[Stored data entries]

--- BEGIN ---

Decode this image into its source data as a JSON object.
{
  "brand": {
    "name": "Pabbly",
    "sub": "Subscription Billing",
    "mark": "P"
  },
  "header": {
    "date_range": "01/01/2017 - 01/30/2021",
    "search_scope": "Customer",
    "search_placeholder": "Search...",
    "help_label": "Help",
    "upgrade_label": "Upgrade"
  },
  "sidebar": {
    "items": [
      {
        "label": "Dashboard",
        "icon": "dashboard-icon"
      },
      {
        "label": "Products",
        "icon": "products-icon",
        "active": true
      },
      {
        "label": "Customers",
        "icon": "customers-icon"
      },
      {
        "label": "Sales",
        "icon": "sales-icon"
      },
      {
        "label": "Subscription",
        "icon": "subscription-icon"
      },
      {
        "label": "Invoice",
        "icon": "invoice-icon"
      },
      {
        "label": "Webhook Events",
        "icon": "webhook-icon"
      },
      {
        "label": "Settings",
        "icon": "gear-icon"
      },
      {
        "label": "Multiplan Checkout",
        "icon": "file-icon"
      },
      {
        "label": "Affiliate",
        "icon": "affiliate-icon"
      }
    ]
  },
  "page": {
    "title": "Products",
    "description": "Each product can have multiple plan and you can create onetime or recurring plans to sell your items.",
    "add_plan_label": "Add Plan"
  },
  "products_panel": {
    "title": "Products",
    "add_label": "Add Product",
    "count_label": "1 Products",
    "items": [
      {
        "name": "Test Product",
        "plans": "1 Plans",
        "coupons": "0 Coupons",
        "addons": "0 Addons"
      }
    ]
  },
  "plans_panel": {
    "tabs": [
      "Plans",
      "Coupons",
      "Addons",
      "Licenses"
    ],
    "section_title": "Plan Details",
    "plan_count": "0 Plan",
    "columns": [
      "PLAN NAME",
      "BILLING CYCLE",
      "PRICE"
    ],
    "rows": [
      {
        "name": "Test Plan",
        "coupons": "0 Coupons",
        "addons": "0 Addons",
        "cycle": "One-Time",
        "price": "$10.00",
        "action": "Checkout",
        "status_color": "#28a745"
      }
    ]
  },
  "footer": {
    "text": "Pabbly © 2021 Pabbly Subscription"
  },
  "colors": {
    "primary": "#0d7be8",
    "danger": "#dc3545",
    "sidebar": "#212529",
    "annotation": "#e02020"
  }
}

--- END ---

- _Objective_: Reproduce each record shown above without altering a single word.

- _Written solution_:
Decode this image into its source data as a JSON object.
{
  "brand": {
    "name": "Pabbly",
    "sub": "Subscription Billing",
    "mark": "P"
  },
  "header": {
    "date_range": "01/01/2017 - 01/30/2021",
    "search_scope": "Customer",
    "search_placeholder": "Search...",
    "help_label": "Help",
    "upgrade_label": "Upgrade"
  },
  "sidebar": {
    "items": [
      {
        "label": "Dashboard",
        "icon": "dashboard-icon"
      },
      {
        "label": "Products",
        "icon": "products-icon",
        "active": true
      },
      {
        "label": "Customers",
        "icon": "customers-icon"
      },
      {
        "label": "Sales",
        "icon": "sales-icon"
      },
      {
        "label": "Subscription",
        "icon": "subscription-icon"
      },
      {
        "label": "Invoice",
        "icon": "invoice-icon"
      },
      {
        "label": "Webhook Events",
        "icon": "webhook-icon"
      },
      {
        "label": "Settings",
        "icon": "gear-icon"
      },
      {
        "label": "Multiplan Checkout",
        "icon": "file-icon"
      },
      {
        "label": "Affiliate",
        "icon": "affiliate-icon"
      }
    ]
  },
  "page": {
    "title": "Products",
    "description": "Each product can have multiple plan and you can create onetime or recurring plans to sell your items.",
    "add_plan_label": "Add Plan"
  },
  "products_panel": {
    "title": "Products",
    "add_label": "Add Product",
    "count_label": "1 Products",
    "items": [
      {
        "name": "Test Product",
        "plans": "1 Plans",
        "coupons": "0 Coupons",
        "addons": "0 Addons"
      }
    ]
  },
  "plans_panel": {
    "tabs": [
      "Plans",
      "Coupons",
      "Addons",
      "Licenses"
    ],
    "section_title": "Plan Details",
    "plan_count": "0 Plan",
    "columns": [
      "PLAN NAME",
      "BILLING CYCLE",
      "PRICE"
    ],
    "rows": [
      {
        "name": "Test Plan",
        "coupons": "0 Coupons",
        "addons": "0 Addons",
        "cycle": "One-Time",
        "price": "$10.00",
        "action": "Checkout",
        "status_color": "#28a745"
      }
    ]
  },
  "footer": {
    "text": "Pabbly © 2021 Pabbly Subscription"
  },
  "colors": {
    "primary": "#0d7be8",
    "danger": "#dc3545",
    "sidebar": "#212529",
    "annotation": "#e02020"
  }
}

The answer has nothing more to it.